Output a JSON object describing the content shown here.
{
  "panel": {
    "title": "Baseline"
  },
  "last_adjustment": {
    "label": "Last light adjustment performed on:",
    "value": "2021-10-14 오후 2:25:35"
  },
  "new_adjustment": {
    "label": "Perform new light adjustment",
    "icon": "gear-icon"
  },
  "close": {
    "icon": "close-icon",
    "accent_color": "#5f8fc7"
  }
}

▬▬▬▬▬▬▬▬▬▬

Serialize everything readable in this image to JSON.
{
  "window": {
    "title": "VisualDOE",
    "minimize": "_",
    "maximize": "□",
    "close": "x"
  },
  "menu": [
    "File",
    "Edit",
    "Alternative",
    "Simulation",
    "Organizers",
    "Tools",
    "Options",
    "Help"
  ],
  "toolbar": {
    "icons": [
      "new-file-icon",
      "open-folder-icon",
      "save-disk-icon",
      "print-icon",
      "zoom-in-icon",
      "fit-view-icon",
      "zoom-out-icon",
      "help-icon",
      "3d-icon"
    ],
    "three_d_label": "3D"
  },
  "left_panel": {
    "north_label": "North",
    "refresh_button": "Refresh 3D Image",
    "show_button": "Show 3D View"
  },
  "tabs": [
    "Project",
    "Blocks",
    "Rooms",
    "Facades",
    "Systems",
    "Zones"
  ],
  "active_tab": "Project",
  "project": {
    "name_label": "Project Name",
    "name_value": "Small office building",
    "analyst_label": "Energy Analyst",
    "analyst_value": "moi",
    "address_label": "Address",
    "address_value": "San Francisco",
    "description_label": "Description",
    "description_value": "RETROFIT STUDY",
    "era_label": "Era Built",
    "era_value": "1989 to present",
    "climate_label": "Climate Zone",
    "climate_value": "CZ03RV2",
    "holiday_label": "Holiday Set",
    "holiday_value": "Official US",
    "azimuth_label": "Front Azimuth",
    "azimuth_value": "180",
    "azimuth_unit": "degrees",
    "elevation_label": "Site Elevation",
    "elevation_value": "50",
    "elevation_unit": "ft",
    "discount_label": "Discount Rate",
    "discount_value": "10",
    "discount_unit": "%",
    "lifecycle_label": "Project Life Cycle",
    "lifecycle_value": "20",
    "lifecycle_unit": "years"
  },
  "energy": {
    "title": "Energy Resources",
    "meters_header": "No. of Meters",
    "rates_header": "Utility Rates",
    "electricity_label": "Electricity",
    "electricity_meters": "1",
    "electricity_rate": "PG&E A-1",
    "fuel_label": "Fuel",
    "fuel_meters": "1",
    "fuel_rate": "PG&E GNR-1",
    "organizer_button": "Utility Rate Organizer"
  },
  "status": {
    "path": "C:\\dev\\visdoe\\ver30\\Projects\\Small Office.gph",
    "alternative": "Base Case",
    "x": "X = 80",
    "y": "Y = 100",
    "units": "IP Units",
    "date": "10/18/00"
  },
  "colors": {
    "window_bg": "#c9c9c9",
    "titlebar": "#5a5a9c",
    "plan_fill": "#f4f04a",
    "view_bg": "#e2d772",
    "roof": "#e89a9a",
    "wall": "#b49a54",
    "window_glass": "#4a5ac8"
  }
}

▬▬▬▬▬▬▬▬▬▬

**The problem:** The answer must consist solely of the number of lines in the entries that contain the word "Utility".

**Solution to the exercise:** 2